WHAT NEEDS TO BE DONE →
Reproduce all of the data that follows, character for character.

==== ROWS ====

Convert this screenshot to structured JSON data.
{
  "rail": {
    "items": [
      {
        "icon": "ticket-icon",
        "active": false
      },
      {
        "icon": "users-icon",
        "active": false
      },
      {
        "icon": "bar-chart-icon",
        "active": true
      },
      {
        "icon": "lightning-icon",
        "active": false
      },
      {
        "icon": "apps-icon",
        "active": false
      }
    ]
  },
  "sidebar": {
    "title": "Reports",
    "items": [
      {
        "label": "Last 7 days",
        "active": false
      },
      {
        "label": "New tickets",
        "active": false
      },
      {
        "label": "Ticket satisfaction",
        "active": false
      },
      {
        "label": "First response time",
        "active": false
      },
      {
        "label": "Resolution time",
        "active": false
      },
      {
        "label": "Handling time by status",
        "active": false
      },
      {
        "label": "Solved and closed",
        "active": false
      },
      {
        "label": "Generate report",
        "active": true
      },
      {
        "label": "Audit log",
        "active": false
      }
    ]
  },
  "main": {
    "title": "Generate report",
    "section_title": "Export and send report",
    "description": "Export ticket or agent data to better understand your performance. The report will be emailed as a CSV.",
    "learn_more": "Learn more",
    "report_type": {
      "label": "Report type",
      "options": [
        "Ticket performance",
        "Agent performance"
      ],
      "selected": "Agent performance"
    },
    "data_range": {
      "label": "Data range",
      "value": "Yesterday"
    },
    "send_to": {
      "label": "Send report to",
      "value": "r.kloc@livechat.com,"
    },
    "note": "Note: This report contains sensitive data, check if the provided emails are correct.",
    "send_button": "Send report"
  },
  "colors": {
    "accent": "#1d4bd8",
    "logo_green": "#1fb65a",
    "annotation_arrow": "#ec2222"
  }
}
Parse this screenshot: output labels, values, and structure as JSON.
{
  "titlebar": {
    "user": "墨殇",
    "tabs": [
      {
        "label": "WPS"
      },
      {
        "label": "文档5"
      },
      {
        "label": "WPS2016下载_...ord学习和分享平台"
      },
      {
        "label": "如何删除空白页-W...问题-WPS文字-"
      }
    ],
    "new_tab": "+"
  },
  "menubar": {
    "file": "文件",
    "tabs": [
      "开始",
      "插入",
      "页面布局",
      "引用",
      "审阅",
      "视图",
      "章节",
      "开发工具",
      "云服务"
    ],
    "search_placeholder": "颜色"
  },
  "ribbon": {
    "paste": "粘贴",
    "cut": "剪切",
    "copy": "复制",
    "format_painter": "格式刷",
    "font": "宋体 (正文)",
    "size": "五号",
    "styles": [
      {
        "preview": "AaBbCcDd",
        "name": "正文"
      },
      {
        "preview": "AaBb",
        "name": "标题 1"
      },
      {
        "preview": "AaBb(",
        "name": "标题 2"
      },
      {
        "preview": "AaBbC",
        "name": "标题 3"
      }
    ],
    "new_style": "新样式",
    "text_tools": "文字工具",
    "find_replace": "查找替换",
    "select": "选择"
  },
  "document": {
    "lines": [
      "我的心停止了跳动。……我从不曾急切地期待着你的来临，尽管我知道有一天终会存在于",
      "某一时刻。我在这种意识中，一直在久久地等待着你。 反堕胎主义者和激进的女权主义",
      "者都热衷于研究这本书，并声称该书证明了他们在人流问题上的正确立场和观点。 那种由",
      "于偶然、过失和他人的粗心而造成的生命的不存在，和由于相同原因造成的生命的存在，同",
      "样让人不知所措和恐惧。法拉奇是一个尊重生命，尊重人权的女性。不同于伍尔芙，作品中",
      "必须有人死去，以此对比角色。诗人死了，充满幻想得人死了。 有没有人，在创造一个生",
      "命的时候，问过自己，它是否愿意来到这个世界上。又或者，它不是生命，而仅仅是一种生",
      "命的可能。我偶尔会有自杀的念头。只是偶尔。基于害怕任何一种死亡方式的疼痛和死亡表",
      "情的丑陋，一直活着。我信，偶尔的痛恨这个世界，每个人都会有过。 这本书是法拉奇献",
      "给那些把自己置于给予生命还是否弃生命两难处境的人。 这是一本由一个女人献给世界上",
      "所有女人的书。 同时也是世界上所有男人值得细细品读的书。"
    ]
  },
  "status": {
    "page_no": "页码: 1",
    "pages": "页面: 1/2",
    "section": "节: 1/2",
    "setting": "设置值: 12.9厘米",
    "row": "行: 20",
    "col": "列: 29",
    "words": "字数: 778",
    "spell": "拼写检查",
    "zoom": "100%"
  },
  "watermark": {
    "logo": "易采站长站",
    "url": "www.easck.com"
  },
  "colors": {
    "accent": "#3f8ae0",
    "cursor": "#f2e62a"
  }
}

====

ANSWER TO THE PROBLEM →
Convert this screenshot to structured JSON data.
{
  "rail": {
    "items": [
      {
        "icon": "ticket-icon",
        "active": false
      },
      {
        "icon": "users-icon",
        "active": false
      },
      {
        "icon": "bar-chart-icon",
        "active": true
      },
      {
        "icon": "lightning-icon",
        "active": false
      },
      {
        "icon": "apps-icon",
        "active": false
      }
    ]
  },
  "sidebar": {
    "title": "Reports",
    "items": [
      {
        "label": "Last 7 days",
        "active": false
      },
      {
        "label": "New tickets",
        "active": false
      },
      {
        "label": "Ticket satisfaction",
        "active": false
      },
      {
        "label": "First response time",
        "active": false
      },
      {
        "label": "Resolution time",
        "active": false
      },
      {
        "label": "Handling time by status",
        "active": false
      },
      {
        "label": "Solved and closed",
        "active": false
      },
      {
        "label": "Generate report",
        "active": true
      },
      {
        "label": "Audit log",
        "active": false
      }
    ]
  },
  "main": {
    "title": "Generate report",
    "section_title": "Export and send report",
    "description": "Export ticket or agent data to better understand your performance. The report will be emailed as a CSV.",
    "learn_more": "Learn more",
    "report_type": {
      "label": "Report type",
      "options": [
        "Ticket performance",
        "Agent performance"
      ],
      "selected": "Agent performance"
    },
    "data_range": {
      "label": "Data range",
      "value": "Yesterday"
    },
    "send_to": {
      "label": "Send report to",
      "value": "r.kloc@livechat.com,"
    },
    "note": "Note: This report contains sensitive data, check if the provided emails are correct.",
    "send_button": "Send report"
  },
  "colors": {
    "accent": "#1d4bd8",
    "logo_green": "#1fb65a",
    "annotation_arrow": "#ec2222"
  }
}
Parse this screenshot: output labels, values, and structure as JSON.
{
  "titlebar": {
    "user": "墨殇",
    "tabs": [
      {
        "label": "WPS"
      },
      {
        "label": "文档5"
      },
      {
        "label": "WPS2016下载_...ord学习和分享平台"
      },
      {
        "label": "如何删除空白页-W...问题-WPS文字-"
      }
    ],
    "new_tab": "+"
  },
  "menubar": {
    "file": "文件",
    "tabs": [
      "开始",
      "插入",
      "页面布局",
      "引用",
      "审阅",
      "视图",
      "章节",
      "开发工具",
      "云服务"
    ],
    "search_placeholder": "颜色"
  },
  "ribbon": {
    "paste": "粘贴",
    "cut": "剪切",
    "copy": "复制",
    "format_painter": "格式刷",
    "font": "宋体 (正文)",
    "size": "五号",
    "styles": [
      {
        "preview": "AaBbCcDd",
        "name": "正文"
      },
      {
        "preview": "AaBb",
        "name": "标题 1"
      },
      {
        "preview": "AaBb(",
        "name": "标题 2"
      },
      {
        "preview": "AaBbC",
        "name": "标题 3"
      }
    ],
    "new_style": "新样式",
    "text_tools": "文字工具",
    "find_replace": "查找替换",
    "select": "选择"
  },
  "document": {
    "lines": [
      "我的心停止了跳动。……我从不曾急切地期待着你的来临，尽管我知道有一天终会存在于",
      "某一时刻。我在这种意识中，一直在久久地等待着你。 反堕胎主义者和激进的女权主义",
      "者都热衷于研究这本书，并声称该书证明了他们在人流问题上的正确立场和观点。 那种由",
      "于偶然、过失和他人的粗心而造成的生命的不存在，和由于相同原因造成的生命的存在，同",
      "样让人不知所措和恐惧。法拉奇是一个尊重生命，尊重人权的女性。不同于伍尔芙，作品中",
      "必须有人死去，以此对比角色。诗人死了，充满幻想得人死了。 有没有人，在创造一个生",
      "命的时候，问过自己，它是否愿意来到这个世界上。又或者，它不是生命，而仅仅是一种生",
      "命的可能。我偶尔会有自杀的念头。只是偶尔。基于害怕任何一种死亡方式的疼痛和死亡表",
      "情的丑陋，一直活着。我信，偶尔的痛恨这个世界，每个人都会有过。 这本书是法拉奇献",
      "给那些把自己置于给予生命还是否弃生命两难处境的人。 这是一本由一个女人献给世界上",
      "所有女人的书。 同时也是世界上所有男人值得细细品读的书。"
    ]
  },
  "status": {
    "page_no": "页码: 1",
    "pages": "页面: 1/2",
    "section": "节: 1/2",
    "setting": "设置值: 12.9厘米",
    "row": "行: 20",
    "col": "列: 29",
    "words": "字数: 778",
    "spell": "拼写检查",
    "zoom": "100%"
  },
  "watermark": {
    "logo": "易采站长站",
    "url": "www.easck.com"
  },
  "colors": {
    "accent": "#3f8ae0",
    "cursor": "#f2e62a"
  }
}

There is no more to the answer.